── Texte fourni ──

Pourquoi assumer sans honte son addiction à la Chronique des Bridgeton ?

Dernière mise à jour : 24 janv. 2021



Quand vous regardiez Hélène et les garçons, à 13 ans, vous saviez déjà que l’avouer en public vous aurait vouée à la vindicte populaire dans la cour du collège. Même sentiment pour les romans Harlequin que vous avez dévorés en cachette à 17 ans, et c’est encore pire aujourd’hui quand vous vous faites deux ou trois romances de Noël sur Netflix : vous vous êtes sensibilisée depuis aux questions féministes, et vous vous en voulez de cautionner un tel ramassis de clichés, et de vous placer volontairement sous perfusion de ce concentré de patriarcat…


Et voilà que « La Chronique des Bridgerton » débarque sur Netflix dans une série de huit épisodes. Vous cliquez, vous bingez, et vous voilà en train d’échanger avec vos bonnes copines des gifs du Duc de Hastings qui lèche sa cuillère (et c’est marrant, si on change quatre lettres à « cuillère », ça fait « clitoris ». Coïncidence ? Je ne crois pas…).


Vous vous dites que vous êtes retombée dans les travers de la romance hétéro mainstream, l’amour impossible entre le beau ténébreux et la jeune ingénue, les belles robes comme dans Sissi… Vous qui aviez prévu en 2021 de réviser vos références culturelles façon intello engagée, on est à peine le 10 janvier et c’est déjà foutu.


Ne paniquez pas, assumez, tout va bien ! Bridgerton est un cas à part, et vous pouvez l’aimer sans culpabiliser. Pourquoi ?

───
── Extraits de données ──

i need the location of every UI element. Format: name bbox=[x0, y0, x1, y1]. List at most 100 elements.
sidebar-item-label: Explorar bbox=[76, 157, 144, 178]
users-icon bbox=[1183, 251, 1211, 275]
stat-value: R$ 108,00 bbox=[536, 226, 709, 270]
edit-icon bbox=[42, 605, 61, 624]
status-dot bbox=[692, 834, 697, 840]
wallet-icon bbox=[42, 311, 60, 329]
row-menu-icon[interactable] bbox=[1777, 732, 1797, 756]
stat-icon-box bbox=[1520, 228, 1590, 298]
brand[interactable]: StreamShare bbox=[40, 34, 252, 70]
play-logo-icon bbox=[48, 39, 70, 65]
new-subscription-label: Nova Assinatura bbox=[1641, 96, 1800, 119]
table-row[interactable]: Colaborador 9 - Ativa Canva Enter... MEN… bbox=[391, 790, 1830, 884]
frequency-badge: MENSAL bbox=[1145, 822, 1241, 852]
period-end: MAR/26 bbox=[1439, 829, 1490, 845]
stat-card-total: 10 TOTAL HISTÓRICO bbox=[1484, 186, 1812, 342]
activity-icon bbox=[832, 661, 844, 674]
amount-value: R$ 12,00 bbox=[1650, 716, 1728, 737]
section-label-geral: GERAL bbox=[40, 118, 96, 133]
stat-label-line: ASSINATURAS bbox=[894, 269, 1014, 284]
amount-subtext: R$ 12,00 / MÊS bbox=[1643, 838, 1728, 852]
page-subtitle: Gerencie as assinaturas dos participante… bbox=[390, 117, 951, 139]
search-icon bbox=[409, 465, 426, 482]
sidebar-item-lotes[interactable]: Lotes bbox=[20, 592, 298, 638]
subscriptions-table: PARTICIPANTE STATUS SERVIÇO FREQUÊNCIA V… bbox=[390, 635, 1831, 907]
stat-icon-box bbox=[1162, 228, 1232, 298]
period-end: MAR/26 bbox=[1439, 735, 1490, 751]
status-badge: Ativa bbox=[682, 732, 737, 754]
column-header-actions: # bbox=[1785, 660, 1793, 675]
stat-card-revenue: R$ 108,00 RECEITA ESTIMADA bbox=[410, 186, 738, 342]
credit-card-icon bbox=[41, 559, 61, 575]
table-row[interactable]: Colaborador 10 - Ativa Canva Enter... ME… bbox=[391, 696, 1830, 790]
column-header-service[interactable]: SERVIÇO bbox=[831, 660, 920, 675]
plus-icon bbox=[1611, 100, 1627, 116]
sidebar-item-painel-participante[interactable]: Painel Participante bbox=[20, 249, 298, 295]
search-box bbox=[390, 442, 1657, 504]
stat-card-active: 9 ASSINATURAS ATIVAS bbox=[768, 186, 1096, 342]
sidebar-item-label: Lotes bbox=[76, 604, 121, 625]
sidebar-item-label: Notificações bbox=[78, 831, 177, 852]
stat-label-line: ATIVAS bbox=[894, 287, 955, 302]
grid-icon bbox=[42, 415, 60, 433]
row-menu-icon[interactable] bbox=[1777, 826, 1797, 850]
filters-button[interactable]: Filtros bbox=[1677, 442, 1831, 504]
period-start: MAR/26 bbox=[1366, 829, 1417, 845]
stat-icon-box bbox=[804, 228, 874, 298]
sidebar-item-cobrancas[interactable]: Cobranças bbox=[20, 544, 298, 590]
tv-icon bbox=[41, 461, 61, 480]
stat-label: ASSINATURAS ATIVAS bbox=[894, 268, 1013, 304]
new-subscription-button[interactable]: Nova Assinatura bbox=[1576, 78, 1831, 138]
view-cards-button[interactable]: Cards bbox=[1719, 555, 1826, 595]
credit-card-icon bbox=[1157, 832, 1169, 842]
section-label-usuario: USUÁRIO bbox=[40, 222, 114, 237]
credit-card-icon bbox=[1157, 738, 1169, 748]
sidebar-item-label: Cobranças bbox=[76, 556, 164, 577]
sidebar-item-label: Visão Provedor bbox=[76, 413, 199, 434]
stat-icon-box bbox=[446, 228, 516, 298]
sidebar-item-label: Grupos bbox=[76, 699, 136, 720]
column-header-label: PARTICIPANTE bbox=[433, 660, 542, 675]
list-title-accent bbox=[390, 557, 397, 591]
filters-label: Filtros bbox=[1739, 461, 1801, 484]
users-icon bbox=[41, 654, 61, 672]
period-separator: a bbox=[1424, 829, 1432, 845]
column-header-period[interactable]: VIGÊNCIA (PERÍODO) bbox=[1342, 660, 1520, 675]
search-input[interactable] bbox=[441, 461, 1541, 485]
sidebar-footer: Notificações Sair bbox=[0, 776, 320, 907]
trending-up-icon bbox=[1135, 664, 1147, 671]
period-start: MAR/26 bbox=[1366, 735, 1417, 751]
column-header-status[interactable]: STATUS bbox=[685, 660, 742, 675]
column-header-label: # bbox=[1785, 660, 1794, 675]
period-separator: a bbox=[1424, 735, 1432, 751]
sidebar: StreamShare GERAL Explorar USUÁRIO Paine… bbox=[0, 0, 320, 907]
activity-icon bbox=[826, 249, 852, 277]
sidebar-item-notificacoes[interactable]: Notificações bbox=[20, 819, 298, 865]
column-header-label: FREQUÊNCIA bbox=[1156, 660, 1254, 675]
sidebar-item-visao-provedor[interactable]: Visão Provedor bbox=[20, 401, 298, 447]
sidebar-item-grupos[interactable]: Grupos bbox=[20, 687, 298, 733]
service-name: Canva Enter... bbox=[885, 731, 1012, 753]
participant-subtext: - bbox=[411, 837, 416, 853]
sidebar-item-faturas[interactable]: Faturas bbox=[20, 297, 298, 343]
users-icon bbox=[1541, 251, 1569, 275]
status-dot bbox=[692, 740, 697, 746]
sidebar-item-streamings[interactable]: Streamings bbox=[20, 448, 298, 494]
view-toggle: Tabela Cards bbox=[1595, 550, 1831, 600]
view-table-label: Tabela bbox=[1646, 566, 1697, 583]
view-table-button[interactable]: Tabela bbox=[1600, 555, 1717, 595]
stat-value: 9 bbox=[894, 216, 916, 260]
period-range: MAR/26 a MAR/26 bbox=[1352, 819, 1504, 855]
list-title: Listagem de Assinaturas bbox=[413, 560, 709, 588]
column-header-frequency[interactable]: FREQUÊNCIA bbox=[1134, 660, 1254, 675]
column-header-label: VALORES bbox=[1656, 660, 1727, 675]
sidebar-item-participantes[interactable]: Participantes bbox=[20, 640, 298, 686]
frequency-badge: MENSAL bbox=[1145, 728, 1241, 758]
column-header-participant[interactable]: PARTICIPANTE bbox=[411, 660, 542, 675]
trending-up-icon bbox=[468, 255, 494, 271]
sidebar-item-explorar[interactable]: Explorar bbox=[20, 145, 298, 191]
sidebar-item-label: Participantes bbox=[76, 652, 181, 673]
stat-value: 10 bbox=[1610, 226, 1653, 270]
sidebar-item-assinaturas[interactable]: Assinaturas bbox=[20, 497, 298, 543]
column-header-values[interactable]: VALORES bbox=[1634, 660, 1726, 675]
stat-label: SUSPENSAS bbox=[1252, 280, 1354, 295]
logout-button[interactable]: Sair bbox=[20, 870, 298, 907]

───

◆ Exercices à réaliser
a: D'après l'article sur Bridgerton, combien d'épisodes compte la série diffusée sur Netflix ?
b: Indiquez si chacune des affirmations suivantes concorde avec l'article sur Bridgerton : (i) la lectrice regardait Hélène et les garçons à 13 ans ; (ii) elle lisait les romans Harlequin ouvertement à 17 ans ; (iii) selon l'article, on peut aimer Bridgerton sans culpabiliser.
c: Rédigez la suite de l'article sur Bridgerton à partir de sa dernière phrase.

◆ Réponses par exercice
a: Huit épisodes.

b:
(i) Oui : « Quand vous regardiez Hélène et les garçons, à 13 ans ».
(ii) Non : « les romans Harlequin que vous avez dévorés en cachette à 17 ans ».
(iii) Oui : « vous pouvez l’aimer sans culpabiliser ».

c:
Parc que le Duc de Hastings est super hot…



D’abord, évacuons tout de suite le point sensible : parce que son personnage masculin principal, le Duc de Hastings, joué par Regé-Jean Page, est une bombe atomique. Séduisant, sexy, des tablettes de chocolat à faire pâlir Grosquick… En quoi c’est un argument recevable ? Mais parce qu’il existe tellement de films et séries dans lesquels le male gaze est de rigueur, dans lesquels on flatte la libido des hommes hétéros avec des personnages de femmes très sexualisées, que s’accorder de flatter un peu la vôtre, pour une fois, c’est un simple – et juste – rééquilibrage.


Parce que le plaisir féminin compte, et le respect des comédiens aussi.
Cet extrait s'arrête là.